[Start Entries shown]

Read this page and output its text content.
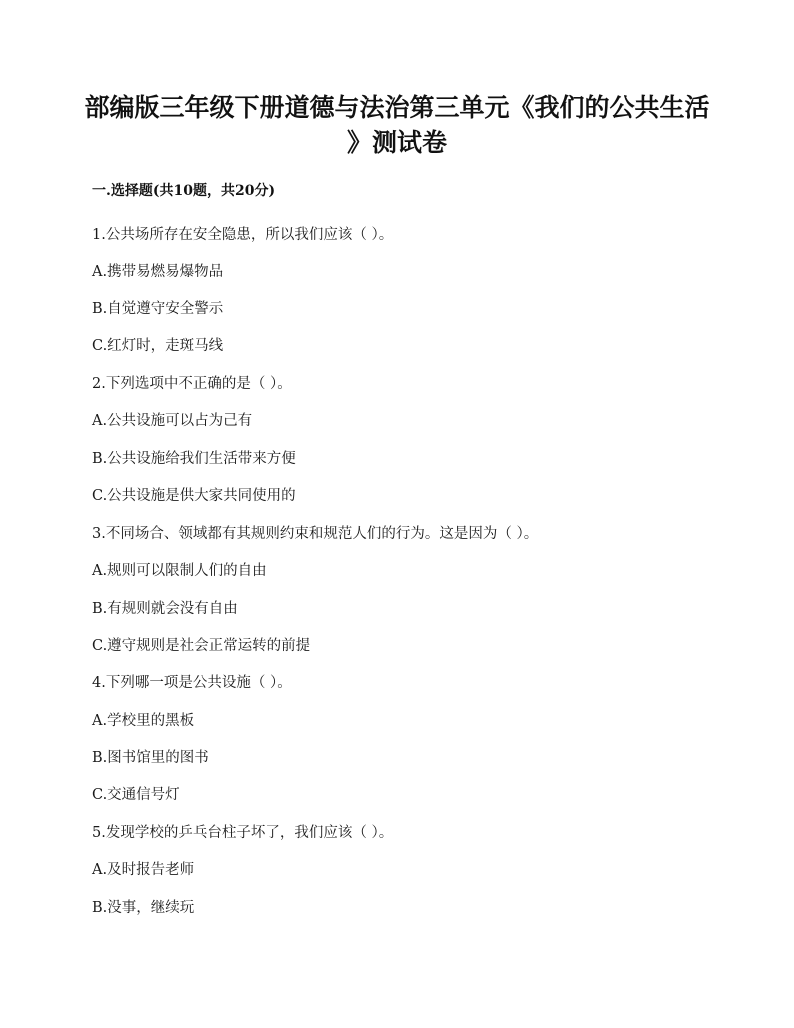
部编版三年级下册道德与法治第三单元《我们的公共生活
》测试卷
一.选择题(共10题，共20分)
1.公共场所存在安全隐患，所以我们应该（ ）。
A.携带易燃易爆物品
B.自觉遵守安全警示
C.红灯时，走斑马线
2.下列选项中不正确的是（ ）。
A.公共设施可以占为己有
B.公共设施给我们生活带来方便
C.公共设施是供大家共同使用的
3.不同场合、领域都有其规则约束和规范人们的行为。这是因为（ ）。
A.规则可以限制人们的自由
B.有规则就会没有自由
C.遵守规则是社会正常运转的前提
4.下列哪一项是公共设施（ ）。
A.学校里的黑板
B.图书馆里的图书
C.交通信号灯
5.发现学校的乒乓台柱子坏了，我们应该（ ）。
A.及时报告老师
B.没事，继续玩
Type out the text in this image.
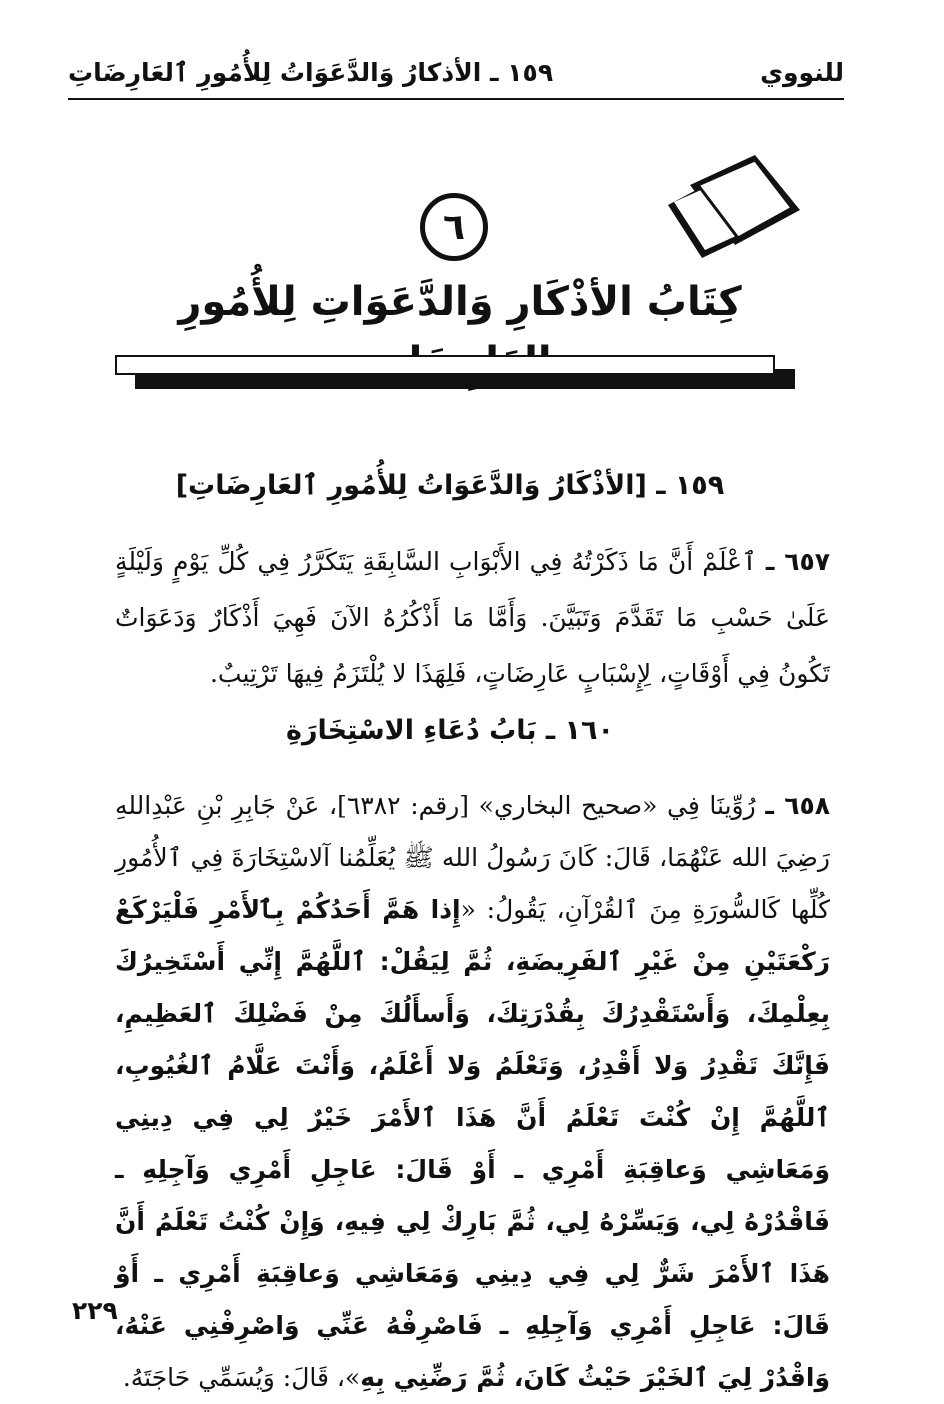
للنووي
١٥٩ ـ الأذكارُ وَالدَّعَوَاتُ لِلأُمُورِ ٱلعَارِضَاتِ
٦
كِتَابُ الأذْكَارِ وَالدَّعَوَاتِ لِلأُمُورِ
١٥٩ ـ [الأذْكَارُ وَالدَّعَوَاتُ لِلأُمُورِ ٱلعَارِضَاتِ]
٦٥٧ ـ ٱعْلَمْ أَنَّ مَا ذَكَرْتُهُ فِي الأَبْوَابِ السَّابِقَةِ يَتَكَرَّرُ فِي كُلِّ يَوْمٍ وَلَيْلَةٍ عَلَىٰ حَسْبِ مَا تَقَدَّمَ وَتَبَيَّنَ. وَأَمَّا مَا أَذْكُرُهُ الآنَ فَهِيَ أَذْكَارٌ وَدَعَوَاتٌ تَكُونُ فِي أَوْقَاتٍ، لِإِسْبَابٍ عَارِضَاتٍ، فَلِهَذَا لا يُلْتَزَمُ فِيهَا تَرْتِيبٌ.
١٦٠ ـ بَابُ دُعَاءِ الاسْتِخَارَةِ
٦٥٨ ـ رُوِّينَا فِي «صحيح البخاري» [رقم: ٦٣٨٢]، عَنْ جَابِرِ بْنِ عَبْدِاللهِ رَضِيَ الله عَنْهُمَا، قَالَ: كَانَ رَسُولُ الله ﷺ يُعَلِّمُنا آلاسْتِخَارَةَ فِي ٱلأُمُورِ كُلِّها كَالسُّورَةِ مِنَ ٱلقُرْآنِ، يَقُولُ: «إِذا هَمَّ أَحَدُكُمْ بِٱلأَمْرِ فَلْيَرْكَعْ رَكْعَتَيْنِ مِنْ غَيْرِ ٱلفَرِيضَةِ، ثُمَّ لِيَقُلْ: ٱللَّهُمَّ إِنِّي أَسْتَخِيرُكَ بِعِلْمِكَ، وَأَسْتَقْدِرُكَ بِقُدْرَتِكَ، وَأَسأَلُكَ مِنْ فَضْلِكَ ٱلعَظِيمِ، فَإِنَّكَ تَقْدِرُ وَلا أَقْدِرُ، وَتَعْلَمُ وَلا أَعْلَمُ، وَأَنْتَ عَلَّامُ ٱلغُيُوبِ، ٱللَّهُمَّ إِنْ كُنْتَ تَعْلَمُ أَنَّ هَذَا ٱلأَمْرَ خَيْرٌ لِي فِي دِينِي وَمَعَاشِي وَعاقِبَةِ أَمْرِي ـ أَوْ قَالَ: عَاجِلِ أَمْرِي وَآجِلِهِ ـ فَاقْدُرْهُ لِي، وَيَسِّرْهُ لِي، ثُمَّ بَارِكْ لِي فِيهِ، وَإِنْ كُنْتُ تَعْلَمُ أَنَّ هَذَا ٱلأَمْرَ شَرٌّ لِي فِي دِينِي وَمَعَاشِي وَعاقِبَةِ أَمْرِي ـ أَوْ قَالَ: عَاجِلِ أَمْرِي وَآجِلِهِ ـ فَاصْرِفْهُ عَنِّي وَاصْرِفْنِي عَنْهُ، وَاقْدُرْ لِيَ ٱلخَيْرَ حَيْثُ كَانَ، ثُمَّ رَضِّنِي بِهِ»، قَالَ: وَيُسَمِّي حَاجَتَهُ.
٢٢٩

[End Entries shown]

### Exercise aim
Check each line of the records for the word "this", and show the lines that contain it.

### Reply to the exercise
Read this page and output its text content.
Type out the text in this image.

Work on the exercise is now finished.